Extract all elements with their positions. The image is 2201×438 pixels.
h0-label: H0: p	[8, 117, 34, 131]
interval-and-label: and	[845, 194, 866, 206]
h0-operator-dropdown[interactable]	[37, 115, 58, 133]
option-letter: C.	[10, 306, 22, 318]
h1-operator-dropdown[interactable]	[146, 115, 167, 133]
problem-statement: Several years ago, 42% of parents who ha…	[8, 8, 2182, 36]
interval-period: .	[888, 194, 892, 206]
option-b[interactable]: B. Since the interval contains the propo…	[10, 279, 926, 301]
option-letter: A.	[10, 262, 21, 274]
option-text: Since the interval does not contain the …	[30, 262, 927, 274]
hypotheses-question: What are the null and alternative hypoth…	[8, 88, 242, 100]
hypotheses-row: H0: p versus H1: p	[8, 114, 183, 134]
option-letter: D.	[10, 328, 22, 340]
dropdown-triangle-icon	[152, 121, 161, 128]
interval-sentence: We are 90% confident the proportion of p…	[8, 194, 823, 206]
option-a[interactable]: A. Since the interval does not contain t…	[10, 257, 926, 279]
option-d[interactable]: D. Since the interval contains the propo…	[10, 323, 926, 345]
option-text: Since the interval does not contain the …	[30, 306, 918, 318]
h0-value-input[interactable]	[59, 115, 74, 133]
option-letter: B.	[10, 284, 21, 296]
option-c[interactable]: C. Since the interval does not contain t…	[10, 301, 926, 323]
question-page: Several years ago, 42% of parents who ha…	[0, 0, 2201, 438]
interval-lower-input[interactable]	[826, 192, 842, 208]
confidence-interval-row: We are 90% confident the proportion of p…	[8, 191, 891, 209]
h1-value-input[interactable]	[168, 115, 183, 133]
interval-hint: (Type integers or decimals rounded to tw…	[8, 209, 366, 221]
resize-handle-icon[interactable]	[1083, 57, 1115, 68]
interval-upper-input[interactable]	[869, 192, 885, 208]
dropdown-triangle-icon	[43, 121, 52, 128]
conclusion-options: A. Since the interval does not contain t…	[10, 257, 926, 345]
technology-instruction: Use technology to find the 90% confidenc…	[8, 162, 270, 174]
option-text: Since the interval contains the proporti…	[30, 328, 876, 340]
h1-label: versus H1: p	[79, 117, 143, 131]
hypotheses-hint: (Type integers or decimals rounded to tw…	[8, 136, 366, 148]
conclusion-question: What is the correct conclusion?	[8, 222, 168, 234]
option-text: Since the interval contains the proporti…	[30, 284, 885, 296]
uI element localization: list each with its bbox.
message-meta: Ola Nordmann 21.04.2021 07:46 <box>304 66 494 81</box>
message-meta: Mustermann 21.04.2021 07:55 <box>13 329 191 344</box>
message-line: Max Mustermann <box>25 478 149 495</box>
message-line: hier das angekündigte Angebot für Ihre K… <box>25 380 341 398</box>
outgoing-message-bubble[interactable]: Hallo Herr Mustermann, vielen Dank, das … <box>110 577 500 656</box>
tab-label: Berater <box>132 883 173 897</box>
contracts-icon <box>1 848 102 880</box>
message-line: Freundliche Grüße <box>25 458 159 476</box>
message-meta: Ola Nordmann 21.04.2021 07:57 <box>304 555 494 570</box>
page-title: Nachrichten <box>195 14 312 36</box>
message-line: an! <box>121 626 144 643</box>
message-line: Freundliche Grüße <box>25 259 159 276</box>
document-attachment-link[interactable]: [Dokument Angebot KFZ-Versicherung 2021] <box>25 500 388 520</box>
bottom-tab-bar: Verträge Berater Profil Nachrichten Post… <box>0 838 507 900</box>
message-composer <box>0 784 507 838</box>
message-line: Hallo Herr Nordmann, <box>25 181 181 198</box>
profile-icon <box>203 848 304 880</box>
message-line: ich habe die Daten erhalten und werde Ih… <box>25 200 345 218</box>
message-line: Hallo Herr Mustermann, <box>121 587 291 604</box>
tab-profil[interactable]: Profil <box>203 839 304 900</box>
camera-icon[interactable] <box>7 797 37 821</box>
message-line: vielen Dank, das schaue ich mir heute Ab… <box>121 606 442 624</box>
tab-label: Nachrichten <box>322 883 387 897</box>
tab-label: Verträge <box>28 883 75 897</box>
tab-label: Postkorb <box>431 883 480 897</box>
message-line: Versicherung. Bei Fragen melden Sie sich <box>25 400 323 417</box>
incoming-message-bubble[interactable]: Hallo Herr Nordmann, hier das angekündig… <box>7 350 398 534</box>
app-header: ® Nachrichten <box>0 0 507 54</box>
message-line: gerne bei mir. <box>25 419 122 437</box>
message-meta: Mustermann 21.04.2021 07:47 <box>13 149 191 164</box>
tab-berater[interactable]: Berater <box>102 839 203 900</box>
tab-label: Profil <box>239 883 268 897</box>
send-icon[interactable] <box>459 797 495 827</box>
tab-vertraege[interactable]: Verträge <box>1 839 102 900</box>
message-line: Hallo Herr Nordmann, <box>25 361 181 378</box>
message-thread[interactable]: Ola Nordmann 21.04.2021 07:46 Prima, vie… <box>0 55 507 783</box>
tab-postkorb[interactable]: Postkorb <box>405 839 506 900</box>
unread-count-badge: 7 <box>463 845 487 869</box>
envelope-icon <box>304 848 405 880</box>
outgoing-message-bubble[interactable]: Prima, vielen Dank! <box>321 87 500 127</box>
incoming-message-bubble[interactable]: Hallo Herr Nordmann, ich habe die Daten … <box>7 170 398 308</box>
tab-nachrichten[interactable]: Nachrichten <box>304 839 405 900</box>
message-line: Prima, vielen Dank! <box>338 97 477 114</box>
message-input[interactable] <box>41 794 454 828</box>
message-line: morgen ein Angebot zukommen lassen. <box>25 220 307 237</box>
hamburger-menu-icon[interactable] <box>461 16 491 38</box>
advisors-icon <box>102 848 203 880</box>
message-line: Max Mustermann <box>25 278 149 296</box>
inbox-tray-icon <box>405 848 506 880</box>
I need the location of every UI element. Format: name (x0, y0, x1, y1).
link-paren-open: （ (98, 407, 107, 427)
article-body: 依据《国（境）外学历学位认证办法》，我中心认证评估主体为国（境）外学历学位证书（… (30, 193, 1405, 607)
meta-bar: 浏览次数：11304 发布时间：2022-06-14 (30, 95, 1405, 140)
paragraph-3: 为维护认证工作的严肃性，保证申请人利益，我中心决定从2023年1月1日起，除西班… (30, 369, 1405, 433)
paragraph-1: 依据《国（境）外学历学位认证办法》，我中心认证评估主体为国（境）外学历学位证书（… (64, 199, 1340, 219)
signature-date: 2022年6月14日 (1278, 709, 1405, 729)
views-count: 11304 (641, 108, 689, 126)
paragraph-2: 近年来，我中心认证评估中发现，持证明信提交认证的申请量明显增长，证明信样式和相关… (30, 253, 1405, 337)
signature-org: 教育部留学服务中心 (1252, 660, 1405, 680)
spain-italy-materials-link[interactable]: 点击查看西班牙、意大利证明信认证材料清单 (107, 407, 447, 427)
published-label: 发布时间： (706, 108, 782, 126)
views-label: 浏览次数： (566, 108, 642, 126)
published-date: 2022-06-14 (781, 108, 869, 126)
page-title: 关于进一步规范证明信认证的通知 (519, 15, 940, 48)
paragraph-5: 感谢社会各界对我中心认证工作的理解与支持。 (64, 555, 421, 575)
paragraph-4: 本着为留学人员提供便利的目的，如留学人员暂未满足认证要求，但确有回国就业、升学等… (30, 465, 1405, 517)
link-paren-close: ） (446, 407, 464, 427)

━━━━━━

How many lines above contain the word "confident"? Reply with the number only.

2